— Begin —

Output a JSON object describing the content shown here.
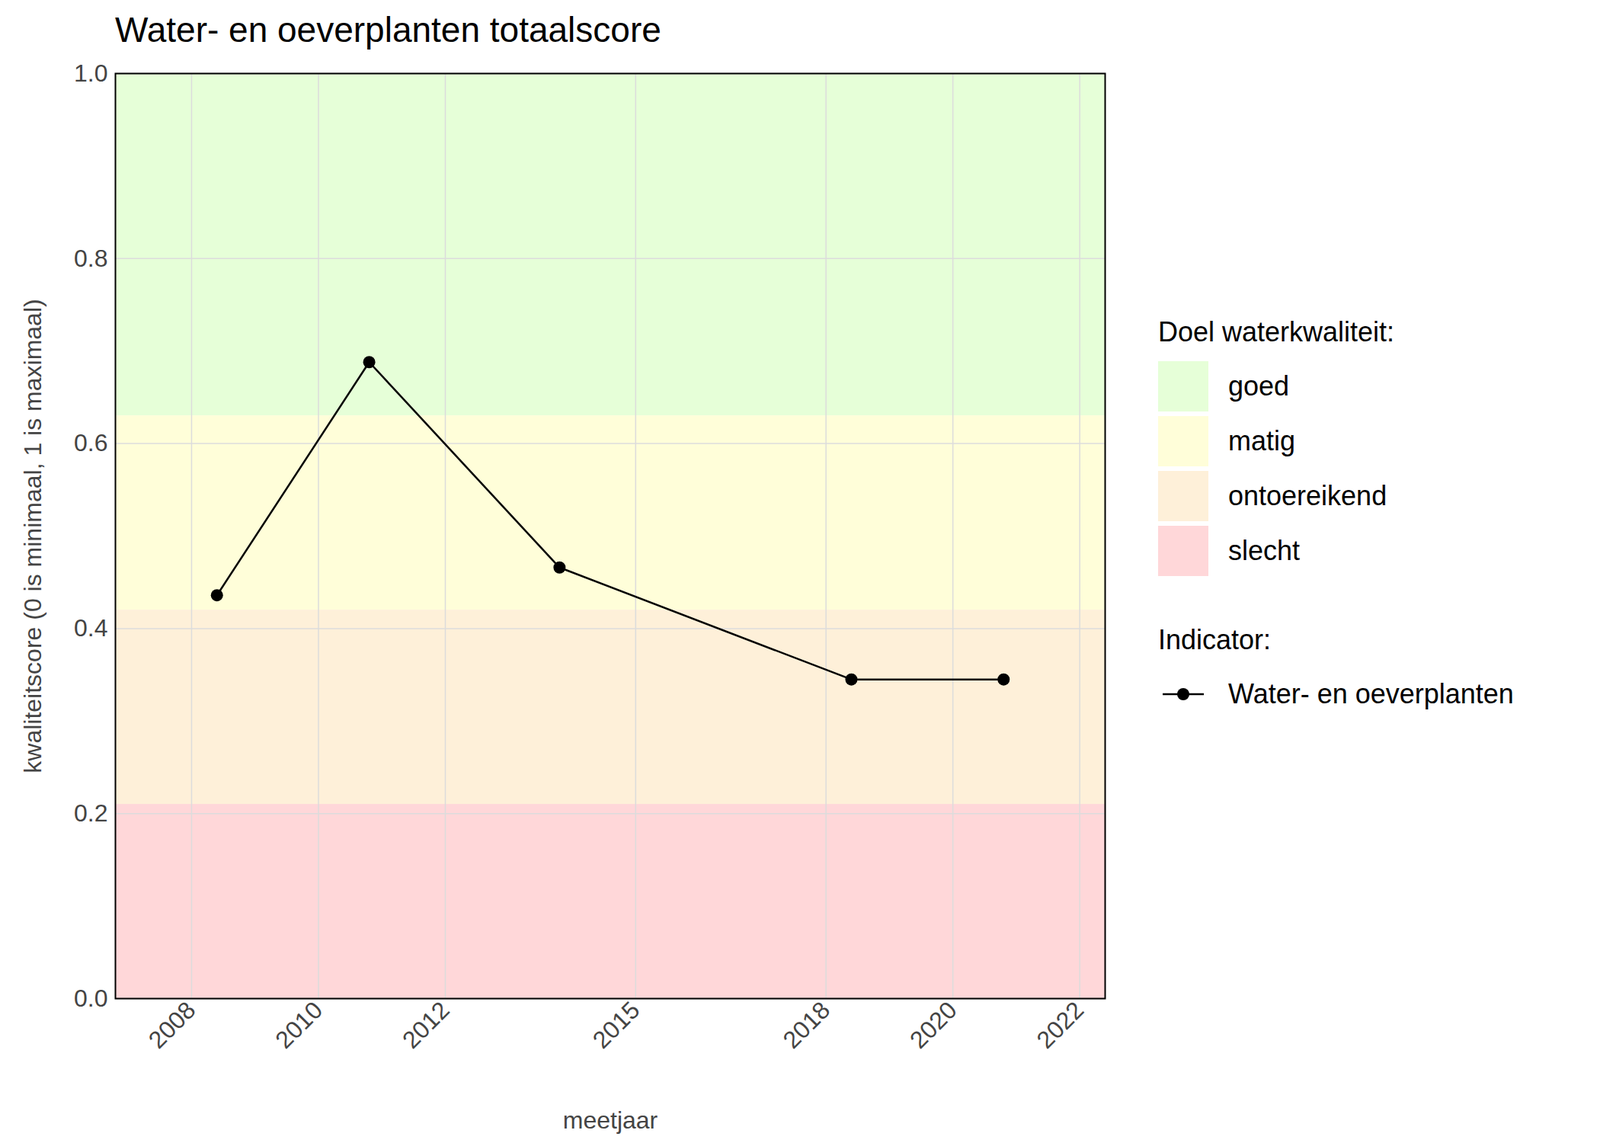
{
  "chart_data": {
    "type": "line",
    "title": "Water- en oeverplanten totaalscore",
    "x_label": "meetjaar",
    "y_label": "kwaliteitscore (0 is minimaal, 1 is maximaal)",
    "x": [
      2008.4,
      2010.8,
      2013.8,
      2018.4,
      2020.8
    ],
    "series": [
      {
        "name": "Water- en oeverplanten",
        "color": "#000000",
        "marker": "circle",
        "line_style": "solid",
        "values": [
          0.436,
          0.688,
          0.466,
          0.345,
          0.345
        ]
      }
    ],
    "xlim": [
      2006.8,
      2022.4
    ],
    "xticks": [
      2008,
      2010,
      2012,
      2015,
      2018,
      2020,
      2022
    ],
    "ylim": [
      0,
      1
    ],
    "yticks": [
      {
        "value": 0,
        "label": "0.0"
      },
      {
        "value": 0.2,
        "label": "0.2"
      },
      {
        "value": 0.4,
        "label": "0.4"
      },
      {
        "value": 0.6,
        "label": "0.6"
      },
      {
        "value": 0.8,
        "label": "0.8"
      },
      {
        "value": 1,
        "label": "1.0"
      }
    ],
    "grid": true,
    "legend": "right",
    "band_legend_title": "Doel waterkwaliteit:",
    "legend_title": "Indicator:",
    "bands": [
      {
        "name": "goed",
        "from": 0.63,
        "to": 1,
        "color": "#e6ffd8"
      },
      {
        "name": "matig",
        "from": 0.42,
        "to": 0.63,
        "color": "#fffed9"
      },
      {
        "name": "ontoereikend",
        "from": 0.21,
        "to": 0.42,
        "color": "#fef0d9"
      },
      {
        "name": "slecht",
        "from": 0,
        "to": 0.21,
        "color": "#ffd7d9"
      }
    ]
  }
}
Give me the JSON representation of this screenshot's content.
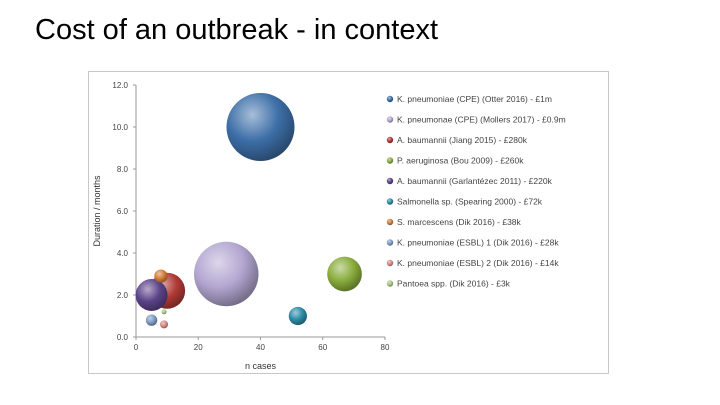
{
  "slide": {
    "title": "Cost of an outbreak - in context"
  },
  "chart_data": {
    "type": "bubble",
    "title": "",
    "xlabel": "n cases",
    "ylabel": "Duration / months",
    "xlim": [
      0,
      80
    ],
    "ylim": [
      0,
      12
    ],
    "xticks": [
      "0",
      "20",
      "40",
      "60",
      "80"
    ],
    "yticks": [
      "0.0",
      "2.0",
      "4.0",
      "6.0",
      "8.0",
      "10.0",
      "12.0"
    ],
    "grid": false,
    "legend_position": "right",
    "series": [
      {
        "name": "K. pneumoniae (CPE) (Otter 2016) - £1m",
        "x": 40,
        "y": 10.0,
        "cost_gbp": 1000000,
        "color": "#3d6fa8"
      },
      {
        "name": "K. pneumonae (CPE) (Mollers 2017) - £0.9m",
        "x": 29,
        "y": 3.0,
        "cost_gbp": 900000,
        "color": "#b3a6d1"
      },
      {
        "name": "A. baumannii (Jiang 2015) - £280k",
        "x": 10,
        "y": 2.2,
        "cost_gbp": 280000,
        "color": "#b03a36"
      },
      {
        "name": "P. aeruginosa (Bou 2009) - £260k",
        "x": 67,
        "y": 3.0,
        "cost_gbp": 260000,
        "color": "#89ac3c"
      },
      {
        "name": "A. baumannii (Garlantézec 2011) - £220k",
        "x": 5,
        "y": 2.0,
        "cost_gbp": 220000,
        "color": "#5c4389"
      },
      {
        "name": "Salmonella sp. (Spearing 2000) - £72k",
        "x": 52,
        "y": 1.0,
        "cost_gbp": 72000,
        "color": "#2a8ba6"
      },
      {
        "name": "S. marcescens (Dik 2016) - £38k",
        "x": 8,
        "y": 2.9,
        "cost_gbp": 38000,
        "color": "#d17d35"
      },
      {
        "name": "K. pneumoniae (ESBL) 1 (Dik 2016) - £28k",
        "x": 5,
        "y": 0.8,
        "cost_gbp": 28000,
        "color": "#7e9bc4"
      },
      {
        "name": "K. pneumoniae (ESBL) 2 (Dik 2016) - £14k",
        "x": 9,
        "y": 0.6,
        "cost_gbp": 14000,
        "color": "#d68a88"
      },
      {
        "name": "Pantoea spp. (Dik 2016) - £3k",
        "x": 9,
        "y": 1.2,
        "cost_gbp": 3000,
        "color": "#a7c584"
      }
    ]
  }
}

— End —

§ Aim of the task:
Count each line where the string "baumannii" occurs, and write only the number.

§ The reply:
2